[Raw records]
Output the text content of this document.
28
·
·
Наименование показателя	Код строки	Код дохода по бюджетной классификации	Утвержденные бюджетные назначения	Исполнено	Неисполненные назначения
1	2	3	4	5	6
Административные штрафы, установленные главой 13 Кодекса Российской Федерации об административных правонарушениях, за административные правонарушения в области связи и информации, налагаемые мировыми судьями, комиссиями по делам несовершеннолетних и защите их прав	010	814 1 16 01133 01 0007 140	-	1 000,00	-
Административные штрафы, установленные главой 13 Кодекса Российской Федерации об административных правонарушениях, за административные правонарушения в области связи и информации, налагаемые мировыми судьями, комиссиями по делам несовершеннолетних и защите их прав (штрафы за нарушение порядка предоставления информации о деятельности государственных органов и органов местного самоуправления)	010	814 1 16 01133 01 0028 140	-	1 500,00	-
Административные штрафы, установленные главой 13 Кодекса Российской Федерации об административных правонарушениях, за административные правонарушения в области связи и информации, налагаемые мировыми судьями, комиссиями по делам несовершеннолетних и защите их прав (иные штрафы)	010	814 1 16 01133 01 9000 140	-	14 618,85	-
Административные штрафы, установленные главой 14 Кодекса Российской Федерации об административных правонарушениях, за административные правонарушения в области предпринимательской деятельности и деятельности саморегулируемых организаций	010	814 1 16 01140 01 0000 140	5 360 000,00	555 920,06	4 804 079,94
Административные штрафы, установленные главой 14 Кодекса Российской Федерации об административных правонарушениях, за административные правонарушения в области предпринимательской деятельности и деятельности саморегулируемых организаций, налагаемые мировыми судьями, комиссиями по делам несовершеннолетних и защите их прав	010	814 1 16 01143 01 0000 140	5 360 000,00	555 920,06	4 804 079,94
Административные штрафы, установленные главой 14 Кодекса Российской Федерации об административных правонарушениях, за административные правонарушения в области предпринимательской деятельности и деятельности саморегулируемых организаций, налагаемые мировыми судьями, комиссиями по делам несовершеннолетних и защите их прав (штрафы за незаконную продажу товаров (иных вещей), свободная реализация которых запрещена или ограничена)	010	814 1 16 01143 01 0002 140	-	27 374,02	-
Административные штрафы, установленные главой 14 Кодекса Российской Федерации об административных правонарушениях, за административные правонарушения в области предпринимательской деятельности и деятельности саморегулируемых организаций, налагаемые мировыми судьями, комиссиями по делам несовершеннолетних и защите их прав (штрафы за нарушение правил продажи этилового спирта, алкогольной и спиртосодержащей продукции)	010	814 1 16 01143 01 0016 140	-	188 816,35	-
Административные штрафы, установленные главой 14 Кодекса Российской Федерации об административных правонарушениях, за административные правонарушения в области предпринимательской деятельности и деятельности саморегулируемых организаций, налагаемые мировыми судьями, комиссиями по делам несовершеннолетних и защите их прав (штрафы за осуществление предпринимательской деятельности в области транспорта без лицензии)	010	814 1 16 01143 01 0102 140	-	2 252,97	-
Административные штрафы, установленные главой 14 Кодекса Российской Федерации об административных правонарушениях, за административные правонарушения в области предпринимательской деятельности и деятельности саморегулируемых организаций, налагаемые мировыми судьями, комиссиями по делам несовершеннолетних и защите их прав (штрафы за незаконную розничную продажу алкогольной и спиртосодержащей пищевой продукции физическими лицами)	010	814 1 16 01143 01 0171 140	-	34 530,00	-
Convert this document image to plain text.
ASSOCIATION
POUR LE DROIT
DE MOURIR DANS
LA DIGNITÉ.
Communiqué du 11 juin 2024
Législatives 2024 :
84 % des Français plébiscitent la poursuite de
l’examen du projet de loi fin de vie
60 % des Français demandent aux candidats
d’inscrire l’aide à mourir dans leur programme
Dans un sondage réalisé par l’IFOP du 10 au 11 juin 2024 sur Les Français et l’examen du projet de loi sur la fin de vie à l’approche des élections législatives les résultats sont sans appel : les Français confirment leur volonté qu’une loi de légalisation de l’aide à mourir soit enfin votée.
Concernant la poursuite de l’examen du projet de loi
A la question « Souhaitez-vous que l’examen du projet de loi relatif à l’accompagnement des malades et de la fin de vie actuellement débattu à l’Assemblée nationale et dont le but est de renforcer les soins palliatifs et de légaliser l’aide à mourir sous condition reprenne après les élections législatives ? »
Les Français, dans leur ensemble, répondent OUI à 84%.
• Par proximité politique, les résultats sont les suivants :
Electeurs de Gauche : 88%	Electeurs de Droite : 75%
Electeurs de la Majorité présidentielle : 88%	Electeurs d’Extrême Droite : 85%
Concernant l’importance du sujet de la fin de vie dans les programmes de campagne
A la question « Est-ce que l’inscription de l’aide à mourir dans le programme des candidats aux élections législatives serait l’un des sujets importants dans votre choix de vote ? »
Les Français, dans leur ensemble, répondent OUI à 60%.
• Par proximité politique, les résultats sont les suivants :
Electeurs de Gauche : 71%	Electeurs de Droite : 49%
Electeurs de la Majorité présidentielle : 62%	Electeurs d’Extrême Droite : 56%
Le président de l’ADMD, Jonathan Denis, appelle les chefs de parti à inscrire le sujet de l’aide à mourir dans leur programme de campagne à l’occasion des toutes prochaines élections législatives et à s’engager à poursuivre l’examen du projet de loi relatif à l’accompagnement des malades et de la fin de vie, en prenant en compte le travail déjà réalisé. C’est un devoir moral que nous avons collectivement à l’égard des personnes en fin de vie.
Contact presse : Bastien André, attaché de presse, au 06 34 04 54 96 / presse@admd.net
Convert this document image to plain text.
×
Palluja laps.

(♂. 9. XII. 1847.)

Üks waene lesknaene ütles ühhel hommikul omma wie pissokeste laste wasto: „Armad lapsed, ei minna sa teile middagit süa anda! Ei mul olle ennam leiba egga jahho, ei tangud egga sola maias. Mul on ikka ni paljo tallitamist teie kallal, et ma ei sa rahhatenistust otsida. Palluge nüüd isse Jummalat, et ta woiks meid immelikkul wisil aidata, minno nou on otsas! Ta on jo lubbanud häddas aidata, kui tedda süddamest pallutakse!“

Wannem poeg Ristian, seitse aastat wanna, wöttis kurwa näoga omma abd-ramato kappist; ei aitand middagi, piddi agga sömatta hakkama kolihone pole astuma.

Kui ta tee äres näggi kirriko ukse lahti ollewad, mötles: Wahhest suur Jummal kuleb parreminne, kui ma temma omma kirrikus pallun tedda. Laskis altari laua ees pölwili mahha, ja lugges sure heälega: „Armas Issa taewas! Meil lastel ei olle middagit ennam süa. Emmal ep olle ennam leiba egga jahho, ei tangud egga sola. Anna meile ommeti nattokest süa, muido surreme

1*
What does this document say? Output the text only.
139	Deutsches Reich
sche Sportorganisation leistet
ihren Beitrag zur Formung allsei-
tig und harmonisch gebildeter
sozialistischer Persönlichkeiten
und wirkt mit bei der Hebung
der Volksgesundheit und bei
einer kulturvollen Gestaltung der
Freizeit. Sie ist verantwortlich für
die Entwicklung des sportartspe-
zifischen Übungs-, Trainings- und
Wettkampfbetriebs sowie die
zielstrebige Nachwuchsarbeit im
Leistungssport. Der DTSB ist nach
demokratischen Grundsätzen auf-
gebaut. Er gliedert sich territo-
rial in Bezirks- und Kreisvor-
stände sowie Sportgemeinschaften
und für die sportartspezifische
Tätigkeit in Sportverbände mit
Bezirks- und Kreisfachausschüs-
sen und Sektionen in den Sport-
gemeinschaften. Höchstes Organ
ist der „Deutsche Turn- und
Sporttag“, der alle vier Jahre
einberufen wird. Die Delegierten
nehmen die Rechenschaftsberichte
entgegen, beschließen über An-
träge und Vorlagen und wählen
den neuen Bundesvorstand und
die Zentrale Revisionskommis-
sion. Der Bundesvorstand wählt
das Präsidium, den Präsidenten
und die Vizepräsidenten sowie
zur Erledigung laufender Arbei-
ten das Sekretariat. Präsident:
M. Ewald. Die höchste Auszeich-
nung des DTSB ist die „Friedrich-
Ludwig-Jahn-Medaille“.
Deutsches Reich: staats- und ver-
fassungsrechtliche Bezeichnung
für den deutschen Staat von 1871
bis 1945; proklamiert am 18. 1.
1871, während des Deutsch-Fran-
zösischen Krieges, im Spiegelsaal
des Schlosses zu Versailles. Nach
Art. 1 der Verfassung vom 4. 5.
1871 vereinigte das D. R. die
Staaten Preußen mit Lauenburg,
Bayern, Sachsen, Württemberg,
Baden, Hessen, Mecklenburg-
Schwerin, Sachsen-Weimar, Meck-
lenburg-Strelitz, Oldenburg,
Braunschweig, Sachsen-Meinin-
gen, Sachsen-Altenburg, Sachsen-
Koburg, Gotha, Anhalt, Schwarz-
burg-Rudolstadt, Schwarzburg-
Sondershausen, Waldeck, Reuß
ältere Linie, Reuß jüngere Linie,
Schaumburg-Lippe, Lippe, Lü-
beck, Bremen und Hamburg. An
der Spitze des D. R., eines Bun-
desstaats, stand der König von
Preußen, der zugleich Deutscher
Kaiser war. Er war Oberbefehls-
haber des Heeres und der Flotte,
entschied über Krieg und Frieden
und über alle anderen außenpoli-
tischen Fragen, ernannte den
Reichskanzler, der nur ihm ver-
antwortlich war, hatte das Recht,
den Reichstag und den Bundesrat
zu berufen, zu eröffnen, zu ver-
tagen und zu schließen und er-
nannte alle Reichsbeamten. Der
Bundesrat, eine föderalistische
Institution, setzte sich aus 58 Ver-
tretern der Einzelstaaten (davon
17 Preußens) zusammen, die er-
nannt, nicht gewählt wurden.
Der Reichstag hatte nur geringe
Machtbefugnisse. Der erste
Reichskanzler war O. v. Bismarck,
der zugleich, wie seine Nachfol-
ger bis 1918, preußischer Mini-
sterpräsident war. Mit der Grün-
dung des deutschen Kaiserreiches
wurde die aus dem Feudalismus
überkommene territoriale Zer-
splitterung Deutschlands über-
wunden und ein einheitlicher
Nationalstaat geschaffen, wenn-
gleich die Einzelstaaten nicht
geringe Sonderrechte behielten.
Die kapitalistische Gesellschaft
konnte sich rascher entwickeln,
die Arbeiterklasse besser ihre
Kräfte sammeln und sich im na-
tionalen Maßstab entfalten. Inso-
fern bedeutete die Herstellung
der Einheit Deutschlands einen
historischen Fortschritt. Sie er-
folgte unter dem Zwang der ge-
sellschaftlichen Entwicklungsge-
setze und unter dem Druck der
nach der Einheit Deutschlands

◆ **Problem to solve**:
Each line that holds the word "DTSB" is to be copied.

◆ **Written response**:
Leistungssport. Der DTSB ist nach
nung des DTSB ist die „Friedrich-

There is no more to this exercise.